JOB:
Set down the material once more, exactly as it appears.

[Structured figure records]
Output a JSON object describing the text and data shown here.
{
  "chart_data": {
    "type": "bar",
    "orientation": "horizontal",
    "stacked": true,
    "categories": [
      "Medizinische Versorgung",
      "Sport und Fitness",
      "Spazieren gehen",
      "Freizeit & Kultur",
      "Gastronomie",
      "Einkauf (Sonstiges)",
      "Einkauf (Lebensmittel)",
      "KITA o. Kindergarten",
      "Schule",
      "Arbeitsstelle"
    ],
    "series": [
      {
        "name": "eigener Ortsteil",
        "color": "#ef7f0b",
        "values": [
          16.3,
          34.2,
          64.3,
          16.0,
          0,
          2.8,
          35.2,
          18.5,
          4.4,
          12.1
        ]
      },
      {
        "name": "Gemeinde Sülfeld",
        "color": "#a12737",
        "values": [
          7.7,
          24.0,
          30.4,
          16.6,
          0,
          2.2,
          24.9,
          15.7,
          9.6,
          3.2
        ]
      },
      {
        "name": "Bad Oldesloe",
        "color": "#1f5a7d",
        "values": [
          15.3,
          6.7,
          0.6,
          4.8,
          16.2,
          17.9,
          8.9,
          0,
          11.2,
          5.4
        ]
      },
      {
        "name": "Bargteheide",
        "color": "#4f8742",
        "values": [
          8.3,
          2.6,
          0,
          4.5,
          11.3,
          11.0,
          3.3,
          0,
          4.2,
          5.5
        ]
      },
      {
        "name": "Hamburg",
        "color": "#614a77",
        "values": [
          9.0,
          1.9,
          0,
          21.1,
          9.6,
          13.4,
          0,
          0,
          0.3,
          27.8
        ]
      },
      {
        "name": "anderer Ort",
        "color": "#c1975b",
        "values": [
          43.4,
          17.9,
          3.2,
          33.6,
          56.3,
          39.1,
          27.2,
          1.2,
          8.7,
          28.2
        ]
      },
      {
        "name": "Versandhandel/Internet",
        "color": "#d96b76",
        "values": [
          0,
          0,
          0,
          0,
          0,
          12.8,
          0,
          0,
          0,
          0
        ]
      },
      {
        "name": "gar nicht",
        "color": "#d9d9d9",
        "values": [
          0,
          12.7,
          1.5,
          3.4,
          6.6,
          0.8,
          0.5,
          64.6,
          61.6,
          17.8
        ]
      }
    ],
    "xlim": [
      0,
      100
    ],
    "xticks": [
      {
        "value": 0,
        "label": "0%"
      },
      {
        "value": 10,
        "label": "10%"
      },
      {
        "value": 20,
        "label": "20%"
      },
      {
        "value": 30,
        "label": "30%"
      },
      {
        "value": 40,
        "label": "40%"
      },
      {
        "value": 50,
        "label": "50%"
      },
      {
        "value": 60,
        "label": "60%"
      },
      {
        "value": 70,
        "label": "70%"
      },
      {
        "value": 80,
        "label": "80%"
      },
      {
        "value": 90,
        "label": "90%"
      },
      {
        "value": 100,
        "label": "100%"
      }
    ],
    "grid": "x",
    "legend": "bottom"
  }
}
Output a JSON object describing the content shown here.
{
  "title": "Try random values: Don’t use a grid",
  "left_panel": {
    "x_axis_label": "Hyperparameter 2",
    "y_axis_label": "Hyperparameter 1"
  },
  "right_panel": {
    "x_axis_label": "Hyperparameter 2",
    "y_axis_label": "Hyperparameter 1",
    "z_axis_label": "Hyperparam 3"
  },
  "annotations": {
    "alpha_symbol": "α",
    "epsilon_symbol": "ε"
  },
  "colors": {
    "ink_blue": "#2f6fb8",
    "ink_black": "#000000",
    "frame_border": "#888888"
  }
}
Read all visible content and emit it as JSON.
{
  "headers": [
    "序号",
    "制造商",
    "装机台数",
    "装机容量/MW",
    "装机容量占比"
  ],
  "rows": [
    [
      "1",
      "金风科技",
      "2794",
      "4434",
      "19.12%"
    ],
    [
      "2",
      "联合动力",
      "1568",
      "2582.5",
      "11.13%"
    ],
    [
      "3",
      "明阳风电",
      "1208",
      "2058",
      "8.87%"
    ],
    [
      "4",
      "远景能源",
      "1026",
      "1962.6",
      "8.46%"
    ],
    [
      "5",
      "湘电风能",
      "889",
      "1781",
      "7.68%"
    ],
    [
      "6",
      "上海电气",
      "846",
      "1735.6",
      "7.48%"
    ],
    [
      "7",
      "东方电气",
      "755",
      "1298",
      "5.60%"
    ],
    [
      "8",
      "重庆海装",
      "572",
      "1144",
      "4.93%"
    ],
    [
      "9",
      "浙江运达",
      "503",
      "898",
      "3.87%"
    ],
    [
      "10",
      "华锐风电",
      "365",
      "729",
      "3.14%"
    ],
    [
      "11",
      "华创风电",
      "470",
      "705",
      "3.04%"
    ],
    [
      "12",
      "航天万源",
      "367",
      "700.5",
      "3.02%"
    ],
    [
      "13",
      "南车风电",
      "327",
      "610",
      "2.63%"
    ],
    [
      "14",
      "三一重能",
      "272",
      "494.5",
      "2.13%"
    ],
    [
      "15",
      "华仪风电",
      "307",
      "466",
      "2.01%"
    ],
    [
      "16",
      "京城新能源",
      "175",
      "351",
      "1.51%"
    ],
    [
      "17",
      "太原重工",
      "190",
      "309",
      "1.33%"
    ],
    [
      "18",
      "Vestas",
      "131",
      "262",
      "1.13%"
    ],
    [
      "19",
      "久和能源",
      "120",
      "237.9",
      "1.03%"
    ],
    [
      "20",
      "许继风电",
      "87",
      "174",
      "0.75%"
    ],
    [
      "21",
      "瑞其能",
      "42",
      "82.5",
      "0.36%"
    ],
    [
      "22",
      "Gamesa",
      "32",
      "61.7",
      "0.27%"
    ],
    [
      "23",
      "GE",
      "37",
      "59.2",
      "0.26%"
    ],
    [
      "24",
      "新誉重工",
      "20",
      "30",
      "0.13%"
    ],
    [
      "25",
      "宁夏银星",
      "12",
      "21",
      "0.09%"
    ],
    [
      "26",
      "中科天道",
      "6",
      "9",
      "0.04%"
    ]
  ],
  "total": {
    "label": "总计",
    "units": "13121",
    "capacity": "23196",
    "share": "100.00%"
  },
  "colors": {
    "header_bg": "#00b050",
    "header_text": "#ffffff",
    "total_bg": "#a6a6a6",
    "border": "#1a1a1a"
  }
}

WRITTEN ANSWER:
Output a JSON object describing the text and data shown here.
{
  "chart_data": {
    "type": "bar",
    "orientation": "horizontal",
    "stacked": true,
    "categories": [
      "Medizinische Versorgung",
      "Sport und Fitness",
      "Spazieren gehen",
      "Freizeit & Kultur",
      "Gastronomie",
      "Einkauf (Sonstiges)",
      "Einkauf (Lebensmittel)",
      "KITA o. Kindergarten",
      "Schule",
      "Arbeitsstelle"
    ],
    "series": [
      {
        "name": "eigener Ortsteil",
        "color": "#ef7f0b",
        "values": [
          16.3,
          34.2,
          64.3,
          16.0,
          0,
          2.8,
          35.2,
          18.5,
          4.4,
          12.1
        ]
      },
      {
        "name": "Gemeinde Sülfeld",
        "color": "#a12737",
        "values": [
          7.7,
          24.0,
          30.4,
          16.6,
          0,
          2.2,
          24.9,
          15.7,
          9.6,
          3.2
        ]
      },
      {
        "name": "Bad Oldesloe",
        "color": "#1f5a7d",
        "values": [
          15.3,
          6.7,
          0.6,
          4.8,
          16.2,
          17.9,
          8.9,
          0,
          11.2,
          5.4
        ]
      },
      {
        "name": "Bargteheide",
        "color": "#4f8742",
        "values": [
          8.3,
          2.6,
          0,
          4.5,
          11.3,
          11.0,
          3.3,
          0,
          4.2,
          5.5
        ]
      },
      {
        "name": "Hamburg",
        "color": "#614a77",
        "values": [
          9.0,
          1.9,
          0,
          21.1,
          9.6,
          13.4,
          0,
          0,
          0.3,
          27.8
        ]
      },
      {
        "name": "anderer Ort",
        "color": "#c1975b",
        "values": [
          43.4,
          17.9,
          3.2,
          33.6,
          56.3,
          39.1,
          27.2,
          1.2,
          8.7,
          28.2
        ]
      },
      {
        "name": "Versandhandel/Internet",
        "color": "#d96b76",
        "values": [
          0,
          0,
          0,
          0,
          0,
          12.8,
          0,
          0,
          0,
          0
        ]
      },
      {
        "name": "gar nicht",
        "color": "#d9d9d9",
        "values": [
          0,
          12.7,
          1.5,
          3.4,
          6.6,
          0.8,
          0.5,
          64.6,
          61.6,
          17.8
        ]
      }
    ],
    "xlim": [
      0,
      100
    ],
    "xticks": [
      {
        "value": 0,
        "label": "0%"
      },
      {
        "value": 10,
        "label": "10%"
      },
      {
        "value": 20,
        "label": "20%"
      },
      {
        "value": 30,
        "label": "30%"
      },
      {
        "value": 40,
        "label": "40%"
      },
      {
        "value": 50,
        "label": "50%"
      },
      {
        "value": 60,
        "label": "60%"
      },
      {
        "value": 70,
        "label": "70%"
      },
      {
        "value": 80,
        "label": "80%"
      },
      {
        "value": 90,
        "label": "90%"
      },
      {
        "value": 100,
        "label": "100%"
      }
    ],
    "grid": "x",
    "legend": "bottom"
  }
}
Output a JSON object describing the content shown here.
{
  "title": "Try random values: Don’t use a grid",
  "left_panel": {
    "x_axis_label": "Hyperparameter 2",
    "y_axis_label": "Hyperparameter 1"
  },
  "right_panel": {
    "x_axis_label": "Hyperparameter 2",
    "y_axis_label": "Hyperparameter 1",
    "z_axis_label": "Hyperparam 3"
  },
  "annotations": {
    "alpha_symbol": "α",
    "epsilon_symbol": "ε"
  },
  "colors": {
    "ink_blue": "#2f6fb8",
    "ink_black": "#000000",
    "frame_border": "#888888"
  }
}
Read all visible content and emit it as JSON.
{
  "headers": [
    "序号",
    "制造商",
    "装机台数",
    "装机容量/MW",
    "装机容量占比"
  ],
  "rows": [
    [
      "1",
      "金风科技",
      "2794",
      "4434",
      "19.12%"
    ],
    [
      "2",
      "联合动力",
      "1568",
      "2582.5",
      "11.13%"
    ],
    [
      "3",
      "明阳风电",
      "1208",
      "2058",
      "8.87%"
    ],
    [
      "4",
      "远景能源",
      "1026",
      "1962.6",
      "8.46%"
    ],
    [
      "5",
      "湘电风能",
      "889",
      "1781",
      "7.68%"
    ],
    [
      "6",
      "上海电气",
      "846",
      "1735.6",
      "7.48%"
    ],
    [
      "7",
      "东方电气",
      "755",
      "1298",
      "5.60%"
    ],
    [
      "8",
      "重庆海装",
      "572",
      "1144",
      "4.93%"
    ],
    [
      "9",
      "浙江运达",
      "503",
      "898",
      "3.87%"
    ],
    [
      "10",
      "华锐风电",
      "365",
      "729",
      "3.14%"
    ],
    [
      "11",
      "华创风电",
      "470",
      "705",
      "3.04%"
    ],
    [
      "12",
      "航天万源",
      "367",
      "700.5",
      "3.02%"
    ],
    [
      "13",
      "南车风电",
      "327",
      "610",
      "2.63%"
    ],
    [
      "14",
      "三一重能",
      "272",
      "494.5",
      "2.13%"
    ],
    [
      "15",
      "华仪风电",
      "307",
      "466",
      "2.01%"
    ],
    [
      "16",
      "京城新能源",
      "175",
      "351",
      "1.51%"
    ],
    [
      "17",
      "太原重工",
      "190",
      "309",
      "1.33%"
    ],
    [
      "18",
      "Vestas",
      "131",
      "262",
      "1.13%"
    ],
    [
      "19",
      "久和能源",
      "120",
      "237.9",
      "1.03%"
    ],
    [
      "20",
      "许继风电",
      "87",
      "174",
      "0.75%"
    ],
    [
      "21",
      "瑞其能",
      "42",
      "82.5",
      "0.36%"
    ],
    [
      "22",
      "Gamesa",
      "32",
      "61.7",
      "0.27%"
    ],
    [
      "23",
      "GE",
      "37",
      "59.2",
      "0.26%"
    ],
    [
      "24",
      "新誉重工",
      "20",
      "30",
      "0.13%"
    ],
    [
      "25",
      "宁夏银星",
      "12",
      "21",
      "0.09%"
    ],
    [
      "26",
      "中科天道",
      "6",
      "9",
      "0.04%"
    ]
  ],
  "total": {
    "label": "总计",
    "units": "13121",
    "capacity": "23196",
    "share": "100.00%"
  },
  "colors": {
    "header_bg": "#00b050",
    "header_text": "#ffffff",
    "total_bg": "#a6a6a6",
    "border": "#1a1a1a"
  }
}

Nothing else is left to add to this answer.